%%
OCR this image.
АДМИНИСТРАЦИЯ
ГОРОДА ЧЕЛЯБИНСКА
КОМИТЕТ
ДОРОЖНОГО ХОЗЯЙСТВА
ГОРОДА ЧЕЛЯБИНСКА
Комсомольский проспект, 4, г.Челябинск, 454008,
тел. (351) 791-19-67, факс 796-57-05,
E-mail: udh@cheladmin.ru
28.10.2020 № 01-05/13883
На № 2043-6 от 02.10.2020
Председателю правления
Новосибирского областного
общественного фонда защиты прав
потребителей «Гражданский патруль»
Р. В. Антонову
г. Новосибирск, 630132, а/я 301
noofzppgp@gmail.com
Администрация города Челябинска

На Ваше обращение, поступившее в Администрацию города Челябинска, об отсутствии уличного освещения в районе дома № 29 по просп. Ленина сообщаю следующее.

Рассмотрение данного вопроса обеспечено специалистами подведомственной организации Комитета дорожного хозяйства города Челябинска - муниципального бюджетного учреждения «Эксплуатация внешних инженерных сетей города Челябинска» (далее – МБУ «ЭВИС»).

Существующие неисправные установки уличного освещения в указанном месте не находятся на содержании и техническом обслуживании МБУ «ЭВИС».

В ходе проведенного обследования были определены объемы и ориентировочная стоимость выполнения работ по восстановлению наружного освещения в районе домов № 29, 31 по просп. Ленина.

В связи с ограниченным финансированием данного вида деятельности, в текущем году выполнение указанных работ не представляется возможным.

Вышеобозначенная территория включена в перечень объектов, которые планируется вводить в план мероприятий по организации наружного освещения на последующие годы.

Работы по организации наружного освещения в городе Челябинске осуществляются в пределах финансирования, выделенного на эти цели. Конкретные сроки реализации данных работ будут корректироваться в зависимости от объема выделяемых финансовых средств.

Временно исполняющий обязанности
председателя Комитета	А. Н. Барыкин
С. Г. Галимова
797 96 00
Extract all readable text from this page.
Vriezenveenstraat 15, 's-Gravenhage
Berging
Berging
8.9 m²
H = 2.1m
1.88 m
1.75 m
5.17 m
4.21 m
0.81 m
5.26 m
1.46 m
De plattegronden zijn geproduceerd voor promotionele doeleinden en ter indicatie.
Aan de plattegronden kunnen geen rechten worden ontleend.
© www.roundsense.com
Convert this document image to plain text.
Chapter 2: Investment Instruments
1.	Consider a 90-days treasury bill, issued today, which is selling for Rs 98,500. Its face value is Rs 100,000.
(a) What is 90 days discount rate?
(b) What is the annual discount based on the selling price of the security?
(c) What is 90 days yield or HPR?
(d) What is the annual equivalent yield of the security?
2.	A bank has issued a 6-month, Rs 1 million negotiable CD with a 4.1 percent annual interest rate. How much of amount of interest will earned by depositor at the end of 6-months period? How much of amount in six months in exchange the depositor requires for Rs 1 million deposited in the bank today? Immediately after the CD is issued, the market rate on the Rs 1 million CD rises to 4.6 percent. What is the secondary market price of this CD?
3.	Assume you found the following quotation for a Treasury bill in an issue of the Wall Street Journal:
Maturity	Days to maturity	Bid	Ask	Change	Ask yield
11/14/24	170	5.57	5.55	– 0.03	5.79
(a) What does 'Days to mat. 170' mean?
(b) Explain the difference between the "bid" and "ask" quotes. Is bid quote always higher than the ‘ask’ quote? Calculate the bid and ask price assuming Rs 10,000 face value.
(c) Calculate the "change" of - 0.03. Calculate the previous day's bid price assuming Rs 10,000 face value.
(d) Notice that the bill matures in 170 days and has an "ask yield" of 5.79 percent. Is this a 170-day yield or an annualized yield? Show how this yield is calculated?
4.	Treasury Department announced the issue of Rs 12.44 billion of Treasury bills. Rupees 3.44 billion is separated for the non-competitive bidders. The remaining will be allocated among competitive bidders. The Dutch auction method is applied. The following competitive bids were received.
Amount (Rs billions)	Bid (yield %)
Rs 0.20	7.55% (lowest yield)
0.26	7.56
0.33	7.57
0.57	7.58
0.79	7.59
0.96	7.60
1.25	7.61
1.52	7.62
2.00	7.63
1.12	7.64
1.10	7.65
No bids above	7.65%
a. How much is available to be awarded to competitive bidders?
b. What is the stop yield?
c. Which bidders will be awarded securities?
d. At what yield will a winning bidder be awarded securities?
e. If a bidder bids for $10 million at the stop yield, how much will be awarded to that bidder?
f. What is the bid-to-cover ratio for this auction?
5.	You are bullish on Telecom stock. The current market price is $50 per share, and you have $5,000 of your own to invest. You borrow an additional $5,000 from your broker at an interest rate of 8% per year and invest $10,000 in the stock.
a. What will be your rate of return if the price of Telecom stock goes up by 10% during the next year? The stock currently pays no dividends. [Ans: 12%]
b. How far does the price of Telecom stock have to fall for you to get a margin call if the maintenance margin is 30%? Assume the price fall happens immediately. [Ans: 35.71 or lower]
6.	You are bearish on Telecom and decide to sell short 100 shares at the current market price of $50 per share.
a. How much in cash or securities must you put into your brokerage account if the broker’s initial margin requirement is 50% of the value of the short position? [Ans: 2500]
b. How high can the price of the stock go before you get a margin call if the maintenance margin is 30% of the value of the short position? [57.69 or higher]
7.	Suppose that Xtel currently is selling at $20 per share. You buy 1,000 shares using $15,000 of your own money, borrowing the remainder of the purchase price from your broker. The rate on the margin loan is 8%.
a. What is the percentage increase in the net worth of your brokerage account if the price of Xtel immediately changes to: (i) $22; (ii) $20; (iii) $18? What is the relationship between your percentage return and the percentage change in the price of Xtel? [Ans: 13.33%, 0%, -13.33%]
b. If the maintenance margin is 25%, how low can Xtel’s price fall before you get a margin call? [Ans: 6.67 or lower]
%%
-- Short task --
Show the data once more, exactly as it was written.

-- The answer --
OCR this image.
АДМИНИСТРАЦИЯ
ГОРОДА ЧЕЛЯБИНСКА
КОМИТЕТ
ДОРОЖНОГО ХОЗЯЙСТВА
ГОРОДА ЧЕЛЯБИНСКА
Комсомольский проспект, 4, г.Челябинск, 454008,
тел. (351) 791-19-67, факс 796-57-05,
E-mail: udh@cheladmin.ru
28.10.2020 № 01-05/13883
На № 2043-6 от 02.10.2020
Председателю правления
Новосибирского областного
общественного фонда защиты прав
потребителей «Гражданский патруль»
Р. В. Антонову
г. Новосибирск, 630132, а/я 301
noofzppgp@gmail.com
Администрация города Челябинска

На Ваше обращение, поступившее в Администрацию города Челябинска, об отсутствии уличного освещения в районе дома № 29 по просп. Ленина сообщаю следующее.

Рассмотрение данного вопроса обеспечено специалистами подведомственной организации Комитета дорожного хозяйства города Челябинска - муниципального бюджетного учреждения «Эксплуатация внешних инженерных сетей города Челябинска» (далее – МБУ «ЭВИС»).

Существующие неисправные установки уличного освещения в указанном месте не находятся на содержании и техническом обслуживании МБУ «ЭВИС».

В ходе проведенного обследования были определены объемы и ориентировочная стоимость выполнения работ по восстановлению наружного освещения в районе домов № 29, 31 по просп. Ленина.

В связи с ограниченным финансированием данного вида деятельности, в текущем году выполнение указанных работ не представляется возможным.

Вышеобозначенная территория включена в перечень объектов, которые планируется вводить в план мероприятий по организации наружного освещения на последующие годы.

Работы по организации наружного освещения в городе Челябинске осуществляются в пределах финансирования, выделенного на эти цели. Конкретные сроки реализации данных работ будут корректироваться в зависимости от объема выделяемых финансовых средств.

Временно исполняющий обязанности
председателя Комитета	А. Н. Барыкин
С. Г. Галимова
797 96 00
Extract all readable text from this page.
Vriezenveenstraat 15, 's-Gravenhage
Berging
Berging
8.9 m²
H = 2.1m
1.88 m
1.75 m
5.17 m
4.21 m
0.81 m
5.26 m
1.46 m
De plattegronden zijn geproduceerd voor promotionele doeleinden en ter indicatie.
Aan de plattegronden kunnen geen rechten worden ontleend.
© www.roundsense.com
Convert this document image to plain text.
Chapter 2: Investment Instruments
1.	Consider a 90-days treasury bill, issued today, which is selling for Rs 98,500. Its face value is Rs 100,000.
(a) What is 90 days discount rate?
(b) What is the annual discount based on the selling price of the security?
(c) What is 90 days yield or HPR?
(d) What is the annual equivalent yield of the security?
2.	A bank has issued a 6-month, Rs 1 million negotiable CD with a 4.1 percent annual interest rate. How much of amount of interest will earned by depositor at the end of 6-months period? How much of amount in six months in exchange the depositor requires for Rs 1 million deposited in the bank today? Immediately after the CD is issued, the market rate on the Rs 1 million CD rises to 4.6 percent. What is the secondary market price of this CD?
3.	Assume you found the following quotation for a Treasury bill in an issue of the Wall Street Journal:
Maturity	Days to maturity	Bid	Ask	Change	Ask yield
11/14/24	170	5.57	5.55	– 0.03	5.79
(a) What does 'Days to mat. 170' mean?
(b) Explain the difference between the "bid" and "ask" quotes. Is bid quote always higher than the ‘ask’ quote? Calculate the bid and ask price assuming Rs 10,000 face value.
(c) Calculate the "change" of - 0.03. Calculate the previous day's bid price assuming Rs 10,000 face value.
(d) Notice that the bill matures in 170 days and has an "ask yield" of 5.79 percent. Is this a 170-day yield or an annualized yield? Show how this yield is calculated?
4.	Treasury Department announced the issue of Rs 12.44 billion of Treasury bills. Rupees 3.44 billion is separated for the non-competitive bidders. The remaining will be allocated among competitive bidders. The Dutch auction method is applied. The following competitive bids were received.
Amount (Rs billions)	Bid (yield %)
Rs 0.20	7.55% (lowest yield)
0.26	7.56
0.33	7.57
0.57	7.58
0.79	7.59
0.96	7.60
1.25	7.61
1.52	7.62
2.00	7.63
1.12	7.64
1.10	7.65
No bids above	7.65%
a. How much is available to be awarded to competitive bidders?
b. What is the stop yield?
c. Which bidders will be awarded securities?
d. At what yield will a winning bidder be awarded securities?
e. If a bidder bids for $10 million at the stop yield, how much will be awarded to that bidder?
f. What is the bid-to-cover ratio for this auction?
5.	You are bullish on Telecom stock. The current market price is $50 per share, and you have $5,000 of your own to invest. You borrow an additional $5,000 from your broker at an interest rate of 8% per year and invest $10,000 in the stock.
a. What will be your rate of return if the price of Telecom stock goes up by 10% during the next year? The stock currently pays no dividends. [Ans: 12%]
b. How far does the price of Telecom stock have to fall for you to get a margin call if the maintenance margin is 30%? Assume the price fall happens immediately. [Ans: 35.71 or lower]
6.	You are bearish on Telecom and decide to sell short 100 shares at the current market price of $50 per share.
a. How much in cash or securities must you put into your brokerage account if the broker’s initial margin requirement is 50% of the value of the short position? [Ans: 2500]
b. How high can the price of the stock go before you get a margin call if the maintenance margin is 30% of the value of the short position? [57.69 or higher]
7.	Suppose that Xtel currently is selling at $20 per share. You buy 1,000 shares using $15,000 of your own money, borrowing the remainder of the purchase price from your broker. The rate on the margin loan is 8%.
a. What is the percentage increase in the net worth of your brokerage account if the price of Xtel immediately changes to: (i) $22; (ii) $20; (iii) $18? What is the relationship between your percentage return and the percentage change in the price of Xtel? [Ans: 13.33%, 0%, -13.33%]
b. If the maintenance margin is 25%, how low can Xtel’s price fall before you get a margin call? [Ans: 6.67 or lower]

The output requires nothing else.